___ Given information ___

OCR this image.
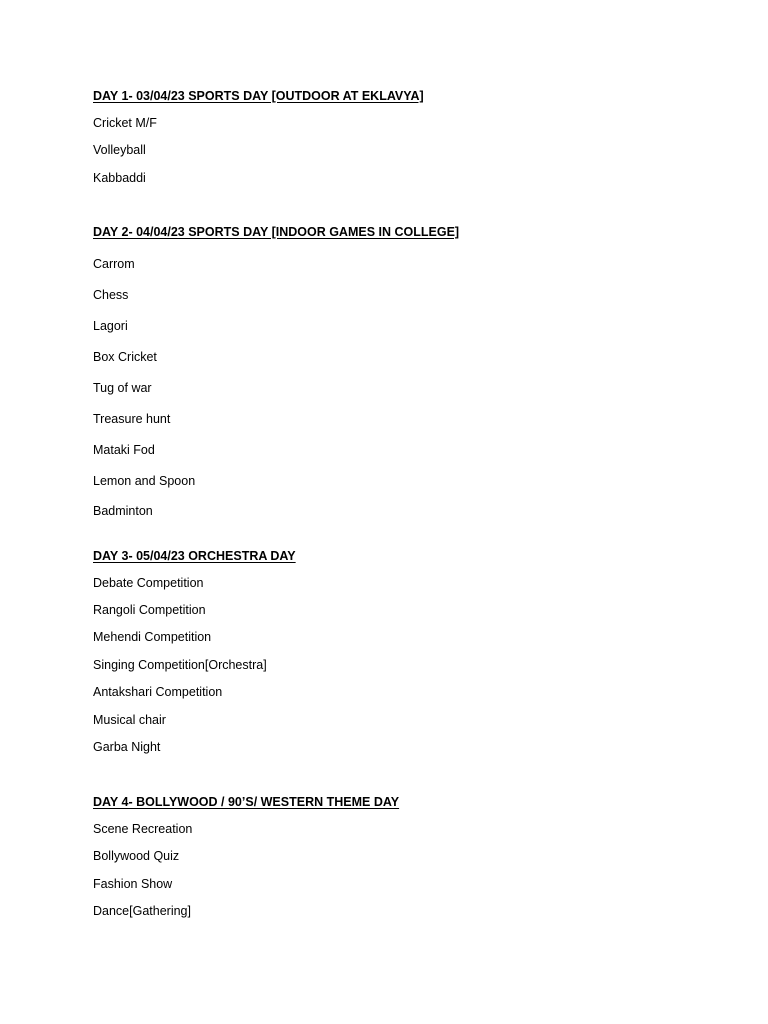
DAY 1- 03/04/23 SPORTS DAY [OUTDOOR AT EKLAVYA]
Cricket M/F
Volleyball
Kabbaddi
DAY 2- 04/04/23 SPORTS DAY [INDOOR GAMES IN COLLEGE]
Carrom
Chess
Lagori
Box Cricket
Tug of war
Treasure hunt
Mataki Fod
Lemon and Spoon
Badminton
DAY 3- 05/04/23 ORCHESTRA DAY
Debate Competition
Rangoli Competition
Mehendi Competition
Singing Competition[Orchestra]
Antakshari Competition
Musical chair
Garba Night
DAY 4- BOLLYWOOD / 90’S/ WESTERN THEME DAY
Scene Recreation
Bollywood Quiz
Fashion Show
Dance[Gathering]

___

Problem to solve — Go through the entries above and output them exactly, without pictures.

Response to the task —
OCR this image.
DAY 1- 03/04/23 SPORTS DAY [OUTDOOR AT EKLAVYA]
Cricket M/F
Volleyball
Kabbaddi
DAY 2- 04/04/23 SPORTS DAY [INDOOR GAMES IN COLLEGE]
Carrom
Chess
Lagori
Box Cricket
Tug of war
Treasure hunt
Mataki Fod
Lemon and Spoon
Badminton
DAY 3- 05/04/23 ORCHESTRA DAY
Debate Competition
Rangoli Competition
Mehendi Competition
Singing Competition[Orchestra]
Antakshari Competition
Musical chair
Garba Night
DAY 4- BOLLYWOOD / 90’S/ WESTERN THEME DAY
Scene Recreation
Bollywood Quiz
Fashion Show
Dance[Gathering]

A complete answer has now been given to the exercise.